++++ Source records ++++

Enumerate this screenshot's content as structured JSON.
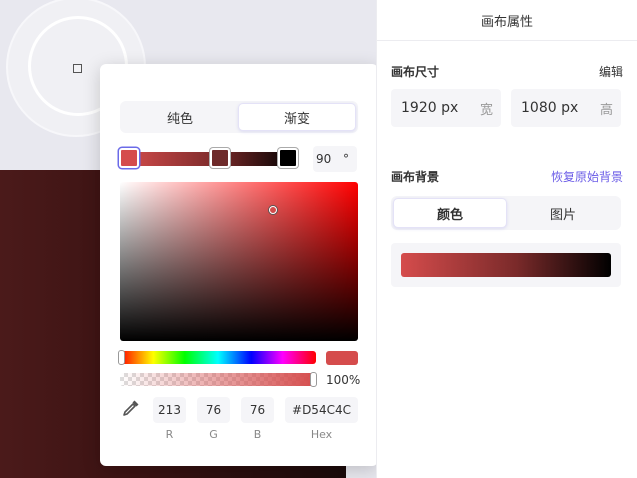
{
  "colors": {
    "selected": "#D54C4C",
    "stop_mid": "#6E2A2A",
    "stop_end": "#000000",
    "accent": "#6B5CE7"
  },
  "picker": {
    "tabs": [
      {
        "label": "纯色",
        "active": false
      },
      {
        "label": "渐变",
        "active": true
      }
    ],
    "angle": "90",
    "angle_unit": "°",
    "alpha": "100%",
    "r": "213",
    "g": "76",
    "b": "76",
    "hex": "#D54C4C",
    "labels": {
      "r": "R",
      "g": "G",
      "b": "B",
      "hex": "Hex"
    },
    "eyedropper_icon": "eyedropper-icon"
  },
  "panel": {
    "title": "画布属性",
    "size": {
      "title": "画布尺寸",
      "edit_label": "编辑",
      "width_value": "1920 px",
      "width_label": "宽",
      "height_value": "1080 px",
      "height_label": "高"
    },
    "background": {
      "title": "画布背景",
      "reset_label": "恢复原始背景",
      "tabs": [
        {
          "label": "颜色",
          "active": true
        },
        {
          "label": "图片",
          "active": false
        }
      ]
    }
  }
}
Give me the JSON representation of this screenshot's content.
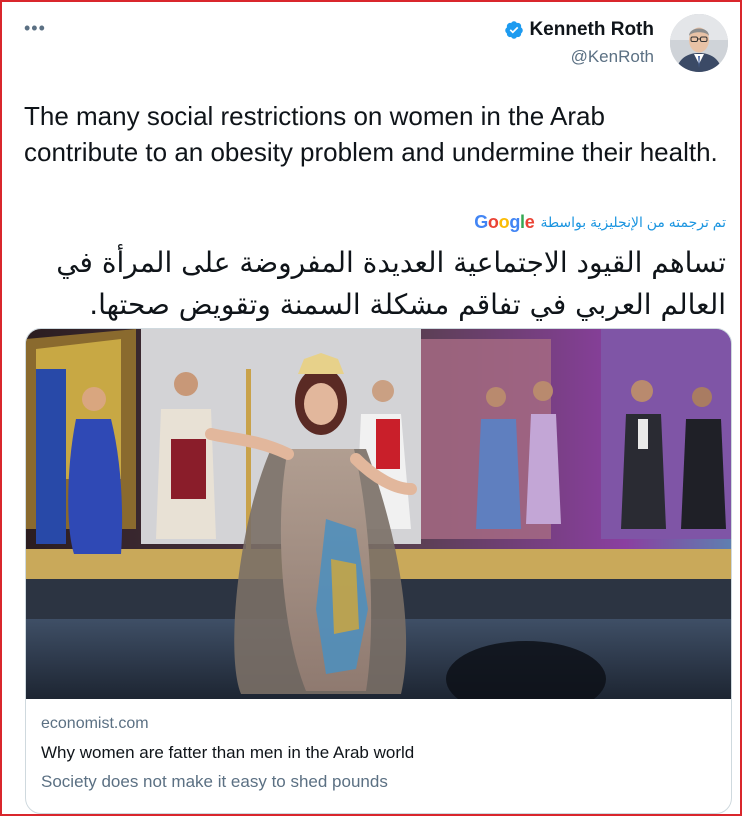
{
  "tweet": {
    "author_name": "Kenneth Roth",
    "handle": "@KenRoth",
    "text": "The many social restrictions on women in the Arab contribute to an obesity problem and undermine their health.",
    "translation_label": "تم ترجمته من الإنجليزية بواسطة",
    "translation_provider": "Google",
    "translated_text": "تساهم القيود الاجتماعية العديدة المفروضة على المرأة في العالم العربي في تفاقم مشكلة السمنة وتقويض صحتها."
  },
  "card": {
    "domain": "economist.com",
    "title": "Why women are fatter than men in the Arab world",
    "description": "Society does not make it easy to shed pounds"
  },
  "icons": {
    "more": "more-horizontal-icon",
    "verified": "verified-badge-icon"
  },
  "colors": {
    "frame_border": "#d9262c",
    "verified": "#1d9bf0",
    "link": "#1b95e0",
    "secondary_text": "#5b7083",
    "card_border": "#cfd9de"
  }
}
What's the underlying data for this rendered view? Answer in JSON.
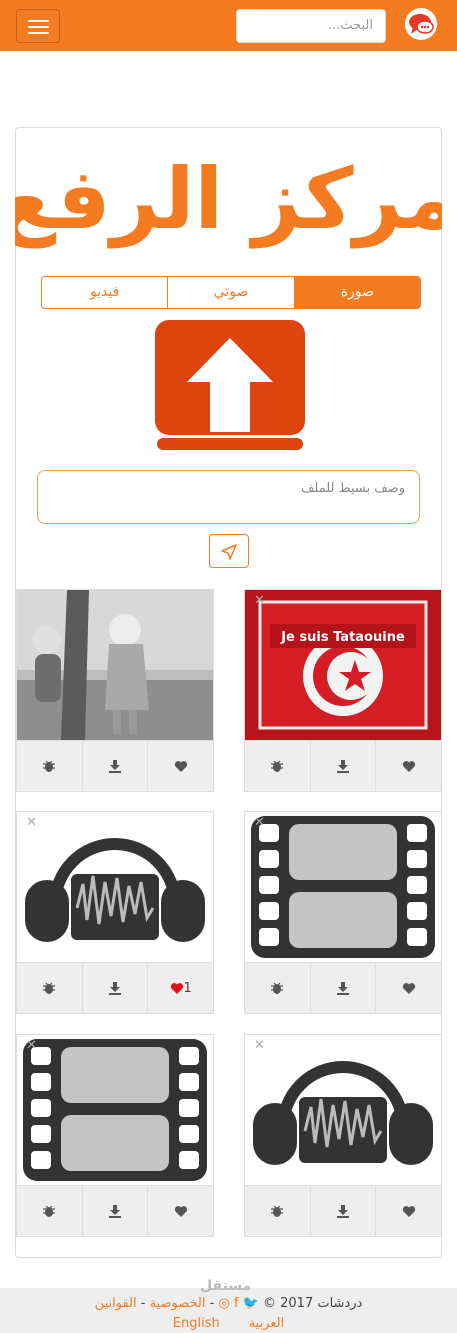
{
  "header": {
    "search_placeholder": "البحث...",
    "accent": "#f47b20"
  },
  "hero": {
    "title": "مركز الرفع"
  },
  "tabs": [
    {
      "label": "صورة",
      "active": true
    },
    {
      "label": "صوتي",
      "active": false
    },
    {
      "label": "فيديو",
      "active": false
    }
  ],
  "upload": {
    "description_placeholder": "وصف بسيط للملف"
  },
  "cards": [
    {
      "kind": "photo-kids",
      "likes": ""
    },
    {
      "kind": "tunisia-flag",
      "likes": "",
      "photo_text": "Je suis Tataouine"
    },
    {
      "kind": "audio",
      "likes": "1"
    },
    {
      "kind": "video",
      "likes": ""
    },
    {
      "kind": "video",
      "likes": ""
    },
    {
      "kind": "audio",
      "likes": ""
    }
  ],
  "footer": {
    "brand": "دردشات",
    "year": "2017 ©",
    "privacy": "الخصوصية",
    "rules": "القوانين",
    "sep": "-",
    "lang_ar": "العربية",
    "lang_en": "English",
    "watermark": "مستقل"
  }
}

++++
++++ Source records ++++

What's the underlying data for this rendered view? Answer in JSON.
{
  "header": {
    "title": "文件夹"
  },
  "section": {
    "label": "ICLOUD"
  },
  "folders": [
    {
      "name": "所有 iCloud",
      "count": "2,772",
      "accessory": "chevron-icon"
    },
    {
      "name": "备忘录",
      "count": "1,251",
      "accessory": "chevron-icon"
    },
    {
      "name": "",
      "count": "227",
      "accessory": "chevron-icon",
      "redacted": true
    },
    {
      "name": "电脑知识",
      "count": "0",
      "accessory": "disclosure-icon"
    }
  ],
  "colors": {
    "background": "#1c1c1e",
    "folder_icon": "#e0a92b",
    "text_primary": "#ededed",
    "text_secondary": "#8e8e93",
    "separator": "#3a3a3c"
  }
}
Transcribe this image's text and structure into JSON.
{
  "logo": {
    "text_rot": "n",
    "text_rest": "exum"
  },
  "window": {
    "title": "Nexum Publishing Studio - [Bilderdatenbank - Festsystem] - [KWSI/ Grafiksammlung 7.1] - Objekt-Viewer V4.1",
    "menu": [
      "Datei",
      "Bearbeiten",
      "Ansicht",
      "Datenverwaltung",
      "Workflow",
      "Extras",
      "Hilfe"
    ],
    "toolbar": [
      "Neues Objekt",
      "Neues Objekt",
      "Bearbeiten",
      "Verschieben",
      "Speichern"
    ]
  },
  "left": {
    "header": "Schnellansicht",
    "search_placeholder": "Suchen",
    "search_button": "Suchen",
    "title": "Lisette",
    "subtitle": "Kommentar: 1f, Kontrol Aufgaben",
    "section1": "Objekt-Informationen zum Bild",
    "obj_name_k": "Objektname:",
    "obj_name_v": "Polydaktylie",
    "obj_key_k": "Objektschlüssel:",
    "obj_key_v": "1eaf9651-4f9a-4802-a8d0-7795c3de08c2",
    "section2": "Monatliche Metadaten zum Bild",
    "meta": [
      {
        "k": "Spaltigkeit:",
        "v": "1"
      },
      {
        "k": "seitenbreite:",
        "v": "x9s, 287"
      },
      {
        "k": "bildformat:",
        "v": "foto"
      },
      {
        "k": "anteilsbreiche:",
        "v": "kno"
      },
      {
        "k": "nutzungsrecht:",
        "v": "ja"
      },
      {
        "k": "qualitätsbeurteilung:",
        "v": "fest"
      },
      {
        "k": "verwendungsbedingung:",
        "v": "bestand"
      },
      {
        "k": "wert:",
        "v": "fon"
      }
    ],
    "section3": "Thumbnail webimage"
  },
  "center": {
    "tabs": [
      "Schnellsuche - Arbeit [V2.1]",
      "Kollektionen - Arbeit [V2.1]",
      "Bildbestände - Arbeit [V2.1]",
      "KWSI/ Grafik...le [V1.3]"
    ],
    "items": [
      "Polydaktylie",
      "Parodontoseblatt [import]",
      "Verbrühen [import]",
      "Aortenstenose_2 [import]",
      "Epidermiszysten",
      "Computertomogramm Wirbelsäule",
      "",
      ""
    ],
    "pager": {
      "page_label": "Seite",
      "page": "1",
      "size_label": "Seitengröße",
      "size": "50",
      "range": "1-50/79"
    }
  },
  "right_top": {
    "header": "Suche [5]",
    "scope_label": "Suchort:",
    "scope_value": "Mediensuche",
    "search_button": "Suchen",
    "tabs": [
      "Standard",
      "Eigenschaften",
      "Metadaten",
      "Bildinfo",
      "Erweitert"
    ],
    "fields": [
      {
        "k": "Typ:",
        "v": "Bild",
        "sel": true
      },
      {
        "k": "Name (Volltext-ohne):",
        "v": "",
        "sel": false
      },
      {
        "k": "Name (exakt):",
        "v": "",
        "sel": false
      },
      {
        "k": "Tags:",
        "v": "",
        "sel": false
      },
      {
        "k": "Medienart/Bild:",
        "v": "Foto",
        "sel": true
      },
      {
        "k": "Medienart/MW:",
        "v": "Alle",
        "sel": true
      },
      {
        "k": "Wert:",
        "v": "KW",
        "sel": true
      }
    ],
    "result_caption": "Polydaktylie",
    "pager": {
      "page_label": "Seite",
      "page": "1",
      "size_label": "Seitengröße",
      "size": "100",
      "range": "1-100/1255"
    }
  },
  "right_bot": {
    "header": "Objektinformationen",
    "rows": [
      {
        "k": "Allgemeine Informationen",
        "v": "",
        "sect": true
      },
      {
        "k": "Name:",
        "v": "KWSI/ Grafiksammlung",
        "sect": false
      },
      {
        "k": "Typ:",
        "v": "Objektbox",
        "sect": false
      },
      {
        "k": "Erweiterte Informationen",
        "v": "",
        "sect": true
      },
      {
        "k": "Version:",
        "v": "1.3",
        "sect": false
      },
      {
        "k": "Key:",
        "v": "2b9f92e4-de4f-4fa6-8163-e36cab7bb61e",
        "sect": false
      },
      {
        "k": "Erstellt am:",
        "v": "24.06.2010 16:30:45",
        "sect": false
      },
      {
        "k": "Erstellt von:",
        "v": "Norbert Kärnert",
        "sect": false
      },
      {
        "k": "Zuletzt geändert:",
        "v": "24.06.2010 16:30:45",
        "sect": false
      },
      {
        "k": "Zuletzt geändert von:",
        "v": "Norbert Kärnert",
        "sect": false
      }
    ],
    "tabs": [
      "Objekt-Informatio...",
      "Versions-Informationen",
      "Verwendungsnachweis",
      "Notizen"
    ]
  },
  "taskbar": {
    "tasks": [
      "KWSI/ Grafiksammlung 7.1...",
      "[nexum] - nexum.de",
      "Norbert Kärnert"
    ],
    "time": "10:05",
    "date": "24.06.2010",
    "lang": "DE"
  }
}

++++
++++ Source records ++++

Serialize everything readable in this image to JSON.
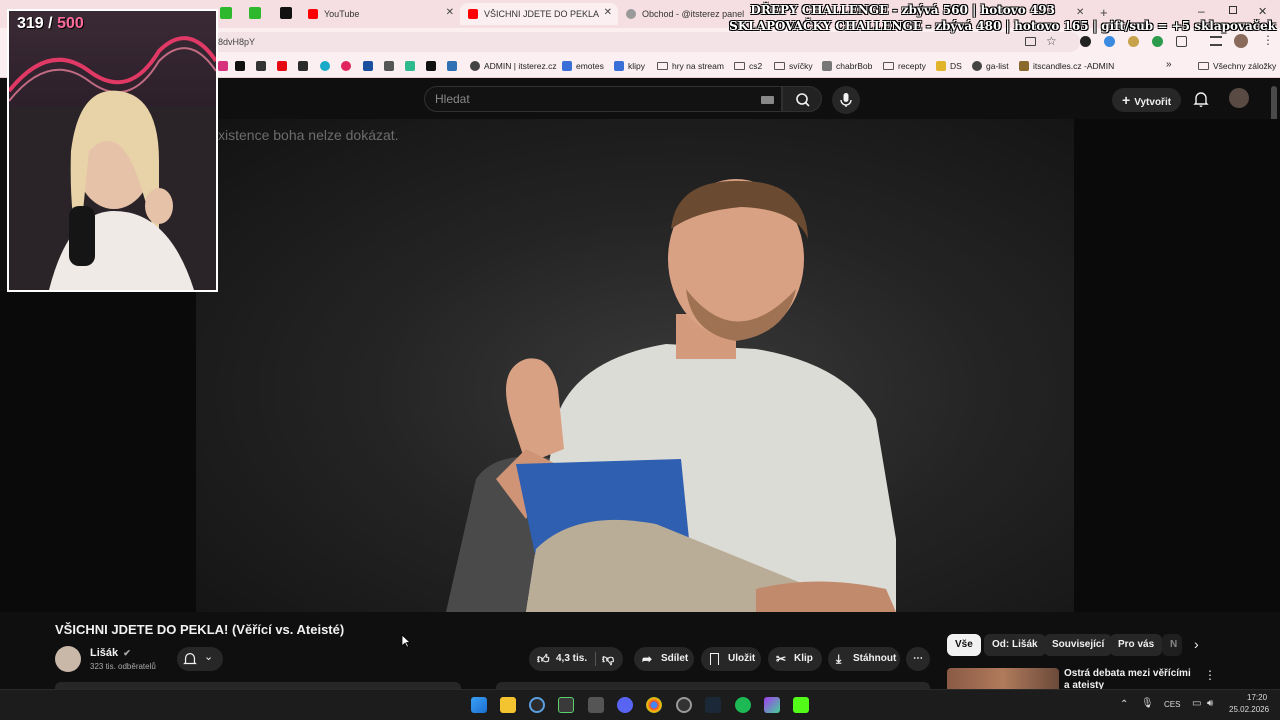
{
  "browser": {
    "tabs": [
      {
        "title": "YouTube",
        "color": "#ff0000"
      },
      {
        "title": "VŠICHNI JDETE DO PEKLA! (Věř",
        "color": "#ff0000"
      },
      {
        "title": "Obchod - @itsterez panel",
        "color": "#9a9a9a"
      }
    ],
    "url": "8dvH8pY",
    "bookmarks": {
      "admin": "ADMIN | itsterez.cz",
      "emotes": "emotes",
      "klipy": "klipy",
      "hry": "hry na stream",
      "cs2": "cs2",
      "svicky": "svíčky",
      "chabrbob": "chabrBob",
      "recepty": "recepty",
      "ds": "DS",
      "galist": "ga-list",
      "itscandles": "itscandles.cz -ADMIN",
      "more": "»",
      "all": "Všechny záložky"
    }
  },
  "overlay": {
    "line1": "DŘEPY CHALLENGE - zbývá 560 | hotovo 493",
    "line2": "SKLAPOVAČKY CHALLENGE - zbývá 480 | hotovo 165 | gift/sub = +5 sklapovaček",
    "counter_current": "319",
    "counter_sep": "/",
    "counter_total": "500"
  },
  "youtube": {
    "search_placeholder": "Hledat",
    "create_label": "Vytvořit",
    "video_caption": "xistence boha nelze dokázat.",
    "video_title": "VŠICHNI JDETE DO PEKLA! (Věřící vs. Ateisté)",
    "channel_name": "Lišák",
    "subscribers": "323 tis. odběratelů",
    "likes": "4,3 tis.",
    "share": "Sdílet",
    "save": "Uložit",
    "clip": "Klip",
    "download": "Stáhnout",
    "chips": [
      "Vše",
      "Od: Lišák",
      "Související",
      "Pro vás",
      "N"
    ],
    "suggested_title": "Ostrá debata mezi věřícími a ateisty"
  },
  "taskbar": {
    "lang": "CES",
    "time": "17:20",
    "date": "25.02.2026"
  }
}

++++

» Problem requirements
Copy each line that contains the word "JDETE".

» Exercise response
        "title": "VŠICHNI JDETE DO PEKLA! (Věř",
    "video_title": "VŠICHNI JDETE DO PEKLA! (Věřící vs. Ateisté)",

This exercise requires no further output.